• Given records
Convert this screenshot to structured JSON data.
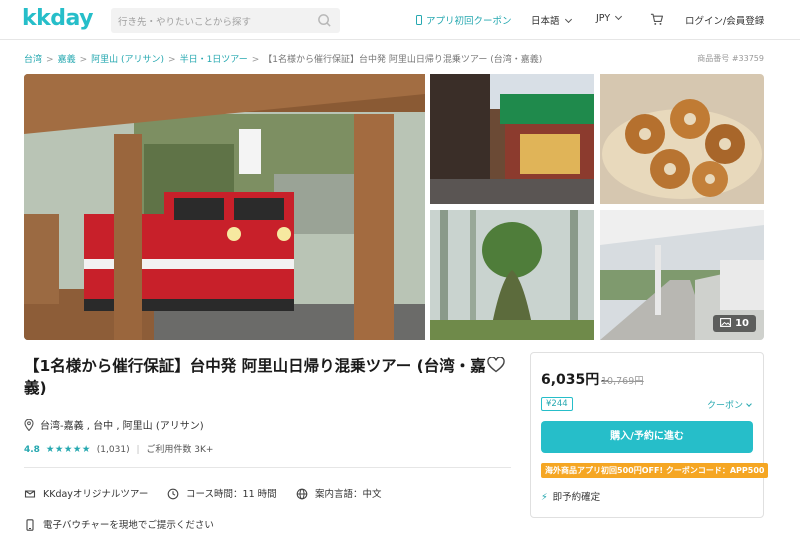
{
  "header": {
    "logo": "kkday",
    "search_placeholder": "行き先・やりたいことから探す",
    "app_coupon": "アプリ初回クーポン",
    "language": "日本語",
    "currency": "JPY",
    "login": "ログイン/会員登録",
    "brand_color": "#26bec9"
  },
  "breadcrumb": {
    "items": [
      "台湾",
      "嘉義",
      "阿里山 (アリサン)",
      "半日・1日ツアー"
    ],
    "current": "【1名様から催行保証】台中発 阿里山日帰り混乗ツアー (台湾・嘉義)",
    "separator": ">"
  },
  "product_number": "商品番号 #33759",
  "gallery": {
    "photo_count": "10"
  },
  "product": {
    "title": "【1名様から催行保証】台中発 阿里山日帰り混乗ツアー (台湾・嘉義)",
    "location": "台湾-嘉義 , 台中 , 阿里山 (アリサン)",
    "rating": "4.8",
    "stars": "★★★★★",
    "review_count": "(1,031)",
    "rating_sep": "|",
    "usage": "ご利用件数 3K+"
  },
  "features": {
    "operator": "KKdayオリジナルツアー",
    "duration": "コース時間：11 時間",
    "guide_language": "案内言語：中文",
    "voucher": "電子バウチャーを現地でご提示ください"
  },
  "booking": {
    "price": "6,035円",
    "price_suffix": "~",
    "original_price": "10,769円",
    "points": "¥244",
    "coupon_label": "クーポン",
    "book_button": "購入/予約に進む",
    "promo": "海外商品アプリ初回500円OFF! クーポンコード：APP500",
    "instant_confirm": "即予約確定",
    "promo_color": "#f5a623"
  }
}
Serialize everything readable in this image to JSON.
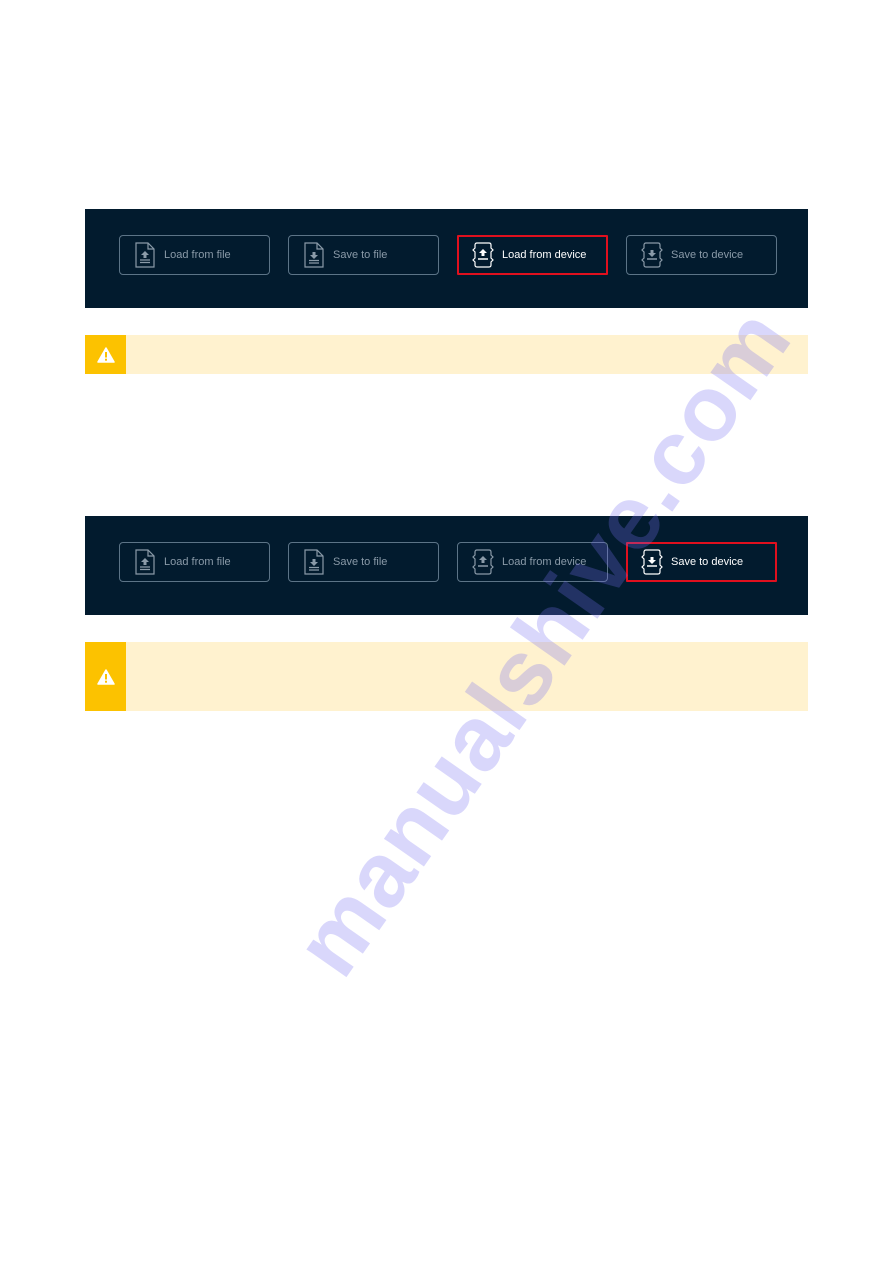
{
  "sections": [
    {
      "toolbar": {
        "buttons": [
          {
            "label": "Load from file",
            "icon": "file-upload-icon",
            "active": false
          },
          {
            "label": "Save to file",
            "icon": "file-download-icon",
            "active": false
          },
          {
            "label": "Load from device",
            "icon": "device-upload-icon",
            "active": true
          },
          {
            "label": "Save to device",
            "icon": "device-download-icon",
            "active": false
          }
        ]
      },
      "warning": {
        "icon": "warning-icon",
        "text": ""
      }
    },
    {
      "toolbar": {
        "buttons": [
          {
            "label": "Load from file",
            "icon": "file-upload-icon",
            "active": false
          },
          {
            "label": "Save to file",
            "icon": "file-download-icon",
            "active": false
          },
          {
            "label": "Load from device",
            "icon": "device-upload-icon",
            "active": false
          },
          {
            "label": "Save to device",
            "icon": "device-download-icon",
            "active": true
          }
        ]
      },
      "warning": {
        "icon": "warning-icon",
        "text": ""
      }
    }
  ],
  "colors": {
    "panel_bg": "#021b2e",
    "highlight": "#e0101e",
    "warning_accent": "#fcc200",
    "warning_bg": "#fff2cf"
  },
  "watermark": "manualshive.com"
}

• Required work
Except for the pictures, copy the material above exactly.

• Final result
Convert this screenshot to structured JSON data.
{
  "header": {
    "logo": "kkday",
    "search_placeholder": "行き先・やりたいことから探す",
    "app_coupon": "アプリ初回クーポン",
    "language": "日本語",
    "currency": "JPY",
    "login": "ログイン/会員登録",
    "brand_color": "#26bec9"
  },
  "breadcrumb": {
    "items": [
      "台湾",
      "嘉義",
      "阿里山 (アリサン)",
      "半日・1日ツアー"
    ],
    "current": "【1名様から催行保証】台中発 阿里山日帰り混乗ツアー (台湾・嘉義)",
    "separator": ">"
  },
  "product_number": "商品番号 #33759",
  "gallery": {
    "photo_count": "10"
  },
  "product": {
    "title": "【1名様から催行保証】台中発 阿里山日帰り混乗ツアー (台湾・嘉義)",
    "location": "台湾-嘉義 , 台中 , 阿里山 (アリサン)",
    "rating": "4.8",
    "stars": "★★★★★",
    "review_count": "(1,031)",
    "rating_sep": "|",
    "usage": "ご利用件数 3K+"
  },
  "features": {
    "operator": "KKdayオリジナルツアー",
    "duration": "コース時間：11 時間",
    "guide_language": "案内言語：中文",
    "voucher": "電子バウチャーを現地でご提示ください"
  },
  "booking": {
    "price": "6,035円",
    "price_suffix": "~",
    "original_price": "10,769円",
    "points": "¥244",
    "coupon_label": "クーポン",
    "book_button": "購入/予約に進む",
    "promo": "海外商品アプリ初回500円OFF! クーポンコード：APP500",
    "instant_confirm": "即予約確定",
    "promo_color": "#f5a623"
  }
}
Serialize everything readable in this image to JSON.
{
  "sections": [
    {
      "toolbar": {
        "buttons": [
          {
            "label": "Load from file",
            "icon": "file-upload-icon",
            "active": false
          },
          {
            "label": "Save to file",
            "icon": "file-download-icon",
            "active": false
          },
          {
            "label": "Load from device",
            "icon": "device-upload-icon",
            "active": true
          },
          {
            "label": "Save to device",
            "icon": "device-download-icon",
            "active": false
          }
        ]
      },
      "warning": {
        "icon": "warning-icon",
        "text": ""
      }
    },
    {
      "toolbar": {
        "buttons": [
          {
            "label": "Load from file",
            "icon": "file-upload-icon",
            "active": false
          },
          {
            "label": "Save to file",
            "icon": "file-download-icon",
            "active": false
          },
          {
            "label": "Load from device",
            "icon": "device-upload-icon",
            "active": false
          },
          {
            "label": "Save to device",
            "icon": "device-download-icon",
            "active": true
          }
        ]
      },
      "warning": {
        "icon": "warning-icon",
        "text": ""
      }
    }
  ],
  "colors": {
    "panel_bg": "#021b2e",
    "highlight": "#e0101e",
    "warning_accent": "#fcc200",
    "warning_bg": "#fff2cf"
  },
  "watermark": "manualshive.com"
}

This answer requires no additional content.